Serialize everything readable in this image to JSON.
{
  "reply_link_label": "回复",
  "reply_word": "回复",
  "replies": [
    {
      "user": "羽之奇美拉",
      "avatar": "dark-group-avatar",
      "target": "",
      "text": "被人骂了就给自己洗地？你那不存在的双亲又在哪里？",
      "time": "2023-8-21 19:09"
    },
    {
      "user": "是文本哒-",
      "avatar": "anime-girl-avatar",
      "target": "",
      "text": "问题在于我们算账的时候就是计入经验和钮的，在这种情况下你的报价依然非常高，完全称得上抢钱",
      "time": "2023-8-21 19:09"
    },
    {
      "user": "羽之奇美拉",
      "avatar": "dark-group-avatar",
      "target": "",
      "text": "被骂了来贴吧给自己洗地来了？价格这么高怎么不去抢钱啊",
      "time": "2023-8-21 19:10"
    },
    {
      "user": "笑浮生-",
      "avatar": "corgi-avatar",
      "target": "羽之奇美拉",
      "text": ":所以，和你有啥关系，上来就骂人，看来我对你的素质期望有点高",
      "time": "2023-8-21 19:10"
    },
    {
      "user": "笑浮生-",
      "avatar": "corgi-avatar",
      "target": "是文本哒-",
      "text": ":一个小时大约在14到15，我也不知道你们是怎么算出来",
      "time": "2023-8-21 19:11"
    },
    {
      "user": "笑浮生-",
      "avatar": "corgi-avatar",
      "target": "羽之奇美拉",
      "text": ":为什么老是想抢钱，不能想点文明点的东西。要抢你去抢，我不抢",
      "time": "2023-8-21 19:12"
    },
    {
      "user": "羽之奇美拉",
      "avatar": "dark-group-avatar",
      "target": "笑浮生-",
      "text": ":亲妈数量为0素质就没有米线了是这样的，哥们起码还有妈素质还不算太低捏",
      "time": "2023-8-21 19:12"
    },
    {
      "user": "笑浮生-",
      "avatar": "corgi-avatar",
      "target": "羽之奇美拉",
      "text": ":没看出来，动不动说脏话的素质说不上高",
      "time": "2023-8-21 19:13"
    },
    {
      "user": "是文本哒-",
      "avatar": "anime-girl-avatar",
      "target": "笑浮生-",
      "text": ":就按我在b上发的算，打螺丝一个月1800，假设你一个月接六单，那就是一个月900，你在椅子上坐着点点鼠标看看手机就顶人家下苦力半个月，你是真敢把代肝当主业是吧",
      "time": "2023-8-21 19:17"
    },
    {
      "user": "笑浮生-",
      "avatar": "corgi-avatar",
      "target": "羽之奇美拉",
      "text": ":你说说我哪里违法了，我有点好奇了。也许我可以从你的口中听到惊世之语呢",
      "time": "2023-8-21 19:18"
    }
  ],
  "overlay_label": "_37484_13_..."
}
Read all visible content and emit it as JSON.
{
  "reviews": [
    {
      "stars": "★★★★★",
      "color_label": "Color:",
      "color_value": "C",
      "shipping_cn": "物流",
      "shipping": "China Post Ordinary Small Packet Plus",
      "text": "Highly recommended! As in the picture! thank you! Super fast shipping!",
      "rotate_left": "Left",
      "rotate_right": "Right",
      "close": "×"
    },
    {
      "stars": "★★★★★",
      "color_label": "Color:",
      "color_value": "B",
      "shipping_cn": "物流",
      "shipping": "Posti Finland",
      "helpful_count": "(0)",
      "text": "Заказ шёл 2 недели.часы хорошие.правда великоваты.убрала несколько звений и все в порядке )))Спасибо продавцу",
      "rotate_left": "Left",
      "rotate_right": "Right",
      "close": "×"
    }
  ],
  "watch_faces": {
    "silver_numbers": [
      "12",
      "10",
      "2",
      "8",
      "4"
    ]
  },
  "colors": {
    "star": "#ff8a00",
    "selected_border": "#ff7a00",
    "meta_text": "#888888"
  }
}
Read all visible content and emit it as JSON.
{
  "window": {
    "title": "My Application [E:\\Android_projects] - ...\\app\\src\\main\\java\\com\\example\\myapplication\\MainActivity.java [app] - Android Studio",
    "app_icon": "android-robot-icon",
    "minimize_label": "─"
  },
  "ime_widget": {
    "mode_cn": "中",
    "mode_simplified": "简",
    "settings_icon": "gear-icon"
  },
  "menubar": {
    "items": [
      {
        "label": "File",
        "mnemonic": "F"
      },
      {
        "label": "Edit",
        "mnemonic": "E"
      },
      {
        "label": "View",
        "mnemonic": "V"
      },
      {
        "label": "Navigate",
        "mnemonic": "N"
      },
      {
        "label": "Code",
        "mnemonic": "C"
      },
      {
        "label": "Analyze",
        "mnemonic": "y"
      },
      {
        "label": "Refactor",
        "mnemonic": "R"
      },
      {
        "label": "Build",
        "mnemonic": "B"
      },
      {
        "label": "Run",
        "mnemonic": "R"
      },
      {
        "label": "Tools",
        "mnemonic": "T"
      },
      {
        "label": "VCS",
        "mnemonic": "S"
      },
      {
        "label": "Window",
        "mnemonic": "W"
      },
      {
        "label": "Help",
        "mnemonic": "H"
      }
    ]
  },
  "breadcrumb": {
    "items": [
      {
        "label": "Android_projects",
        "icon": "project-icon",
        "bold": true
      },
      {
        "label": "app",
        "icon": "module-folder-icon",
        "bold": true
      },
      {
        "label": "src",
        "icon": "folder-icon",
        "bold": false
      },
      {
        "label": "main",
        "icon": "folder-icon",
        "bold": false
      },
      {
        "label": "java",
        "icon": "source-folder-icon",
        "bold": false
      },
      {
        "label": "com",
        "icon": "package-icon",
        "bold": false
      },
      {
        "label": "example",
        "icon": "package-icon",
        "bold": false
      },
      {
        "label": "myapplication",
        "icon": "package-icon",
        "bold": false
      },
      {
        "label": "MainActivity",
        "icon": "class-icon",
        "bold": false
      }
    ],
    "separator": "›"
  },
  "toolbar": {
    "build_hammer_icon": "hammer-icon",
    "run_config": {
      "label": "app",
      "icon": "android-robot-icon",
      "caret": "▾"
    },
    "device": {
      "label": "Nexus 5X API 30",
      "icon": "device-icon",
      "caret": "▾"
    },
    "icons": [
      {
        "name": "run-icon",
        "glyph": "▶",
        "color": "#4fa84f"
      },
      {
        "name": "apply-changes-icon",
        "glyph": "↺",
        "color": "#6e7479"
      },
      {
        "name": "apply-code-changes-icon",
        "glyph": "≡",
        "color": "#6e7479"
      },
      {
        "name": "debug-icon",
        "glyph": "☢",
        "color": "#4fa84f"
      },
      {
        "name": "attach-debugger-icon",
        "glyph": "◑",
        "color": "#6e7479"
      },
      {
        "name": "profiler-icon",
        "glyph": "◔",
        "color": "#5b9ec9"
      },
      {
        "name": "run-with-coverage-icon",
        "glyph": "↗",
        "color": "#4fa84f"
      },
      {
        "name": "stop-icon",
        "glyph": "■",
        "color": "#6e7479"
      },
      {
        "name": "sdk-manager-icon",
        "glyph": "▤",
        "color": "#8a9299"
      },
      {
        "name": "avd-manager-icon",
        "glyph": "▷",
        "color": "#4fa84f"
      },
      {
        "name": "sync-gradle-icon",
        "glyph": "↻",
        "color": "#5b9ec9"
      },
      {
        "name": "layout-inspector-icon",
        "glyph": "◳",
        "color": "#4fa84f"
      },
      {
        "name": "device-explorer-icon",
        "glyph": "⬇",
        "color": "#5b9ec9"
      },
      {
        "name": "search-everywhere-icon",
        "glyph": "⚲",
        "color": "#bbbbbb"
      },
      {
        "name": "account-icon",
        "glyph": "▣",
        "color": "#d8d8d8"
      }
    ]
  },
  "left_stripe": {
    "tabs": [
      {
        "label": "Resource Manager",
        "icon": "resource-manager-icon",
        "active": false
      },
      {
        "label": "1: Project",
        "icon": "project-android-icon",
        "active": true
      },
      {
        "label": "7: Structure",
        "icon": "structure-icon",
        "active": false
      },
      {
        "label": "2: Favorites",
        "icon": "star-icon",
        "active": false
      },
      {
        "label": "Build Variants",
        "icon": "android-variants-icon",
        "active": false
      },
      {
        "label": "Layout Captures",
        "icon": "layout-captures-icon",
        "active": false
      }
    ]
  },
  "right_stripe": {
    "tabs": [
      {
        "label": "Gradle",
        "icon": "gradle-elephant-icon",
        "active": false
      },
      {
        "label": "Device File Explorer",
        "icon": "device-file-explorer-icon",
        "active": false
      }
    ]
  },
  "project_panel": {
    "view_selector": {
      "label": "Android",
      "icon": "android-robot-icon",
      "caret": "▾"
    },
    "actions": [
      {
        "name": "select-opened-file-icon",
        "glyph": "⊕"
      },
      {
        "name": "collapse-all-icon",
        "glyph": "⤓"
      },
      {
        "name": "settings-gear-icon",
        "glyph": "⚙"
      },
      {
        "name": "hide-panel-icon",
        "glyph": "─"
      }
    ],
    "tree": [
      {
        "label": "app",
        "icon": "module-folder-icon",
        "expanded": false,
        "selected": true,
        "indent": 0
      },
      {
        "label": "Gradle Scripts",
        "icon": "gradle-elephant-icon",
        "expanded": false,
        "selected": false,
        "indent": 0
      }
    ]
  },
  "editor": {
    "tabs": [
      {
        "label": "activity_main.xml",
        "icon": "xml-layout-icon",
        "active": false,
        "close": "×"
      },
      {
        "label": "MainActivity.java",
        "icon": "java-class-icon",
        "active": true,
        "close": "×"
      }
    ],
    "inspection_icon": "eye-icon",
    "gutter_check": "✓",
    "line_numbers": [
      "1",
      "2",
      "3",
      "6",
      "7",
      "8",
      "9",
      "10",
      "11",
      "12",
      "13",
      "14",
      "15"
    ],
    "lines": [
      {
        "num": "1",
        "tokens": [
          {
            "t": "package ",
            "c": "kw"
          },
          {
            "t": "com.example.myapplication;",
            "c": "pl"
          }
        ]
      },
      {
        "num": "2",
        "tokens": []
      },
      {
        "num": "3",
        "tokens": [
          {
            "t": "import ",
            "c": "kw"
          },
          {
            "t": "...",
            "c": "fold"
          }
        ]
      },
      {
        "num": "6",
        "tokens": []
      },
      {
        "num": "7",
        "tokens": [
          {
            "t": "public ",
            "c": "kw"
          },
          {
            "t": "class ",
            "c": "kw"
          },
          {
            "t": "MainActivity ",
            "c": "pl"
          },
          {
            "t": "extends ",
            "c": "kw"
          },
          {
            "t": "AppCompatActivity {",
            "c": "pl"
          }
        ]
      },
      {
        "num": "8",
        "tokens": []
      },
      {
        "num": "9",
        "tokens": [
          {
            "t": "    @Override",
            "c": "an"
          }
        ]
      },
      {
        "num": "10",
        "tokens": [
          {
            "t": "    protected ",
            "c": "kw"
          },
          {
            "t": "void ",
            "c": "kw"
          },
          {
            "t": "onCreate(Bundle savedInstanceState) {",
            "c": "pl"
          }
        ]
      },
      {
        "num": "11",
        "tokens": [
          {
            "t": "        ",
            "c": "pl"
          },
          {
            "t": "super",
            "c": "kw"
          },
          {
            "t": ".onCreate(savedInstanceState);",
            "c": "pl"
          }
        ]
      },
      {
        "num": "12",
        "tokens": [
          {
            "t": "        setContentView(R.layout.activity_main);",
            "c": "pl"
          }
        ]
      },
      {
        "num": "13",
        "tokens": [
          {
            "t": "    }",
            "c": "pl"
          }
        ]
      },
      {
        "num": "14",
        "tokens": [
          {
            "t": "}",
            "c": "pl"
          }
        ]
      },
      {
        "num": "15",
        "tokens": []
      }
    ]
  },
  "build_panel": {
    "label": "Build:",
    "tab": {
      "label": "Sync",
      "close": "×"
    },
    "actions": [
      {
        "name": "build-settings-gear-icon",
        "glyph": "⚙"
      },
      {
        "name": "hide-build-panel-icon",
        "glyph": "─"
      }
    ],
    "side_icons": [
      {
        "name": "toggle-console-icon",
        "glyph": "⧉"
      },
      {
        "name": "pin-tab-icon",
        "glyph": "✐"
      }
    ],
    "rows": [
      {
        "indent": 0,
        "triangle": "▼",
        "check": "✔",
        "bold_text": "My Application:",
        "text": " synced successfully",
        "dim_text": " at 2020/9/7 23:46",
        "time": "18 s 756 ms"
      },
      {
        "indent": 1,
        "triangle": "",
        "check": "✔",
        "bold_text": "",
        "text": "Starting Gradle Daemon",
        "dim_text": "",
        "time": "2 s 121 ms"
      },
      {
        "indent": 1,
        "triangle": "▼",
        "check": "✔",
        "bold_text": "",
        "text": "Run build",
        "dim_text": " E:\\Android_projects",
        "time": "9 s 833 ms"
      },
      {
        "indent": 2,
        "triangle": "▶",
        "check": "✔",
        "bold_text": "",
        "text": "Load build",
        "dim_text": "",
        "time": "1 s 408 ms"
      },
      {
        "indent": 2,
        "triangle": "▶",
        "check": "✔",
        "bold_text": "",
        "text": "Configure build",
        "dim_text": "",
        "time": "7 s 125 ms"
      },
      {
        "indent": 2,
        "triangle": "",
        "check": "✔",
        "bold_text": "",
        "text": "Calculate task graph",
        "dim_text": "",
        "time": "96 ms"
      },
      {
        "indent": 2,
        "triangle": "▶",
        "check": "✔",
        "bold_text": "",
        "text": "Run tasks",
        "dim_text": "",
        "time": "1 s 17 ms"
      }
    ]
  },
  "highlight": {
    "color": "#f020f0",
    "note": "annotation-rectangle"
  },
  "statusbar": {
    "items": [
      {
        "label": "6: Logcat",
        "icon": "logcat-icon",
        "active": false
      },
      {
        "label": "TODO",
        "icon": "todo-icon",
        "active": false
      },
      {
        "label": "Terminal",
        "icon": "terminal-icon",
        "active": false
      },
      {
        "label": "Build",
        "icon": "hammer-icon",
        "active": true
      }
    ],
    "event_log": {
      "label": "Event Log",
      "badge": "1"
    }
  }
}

§ §

Description of the task
Copy, from the material, each line that holds the string "MainActivity".

Solution for this task
    "title": "My Application [E:\\Android_projects] - ...\\app\\src\\main\\java\\com\\example\\myapplication\\MainActivity.java [app] - Android Studio",
        "label": "MainActivity",
        "label": "MainActivity.java",
            "t": "MainActivity ",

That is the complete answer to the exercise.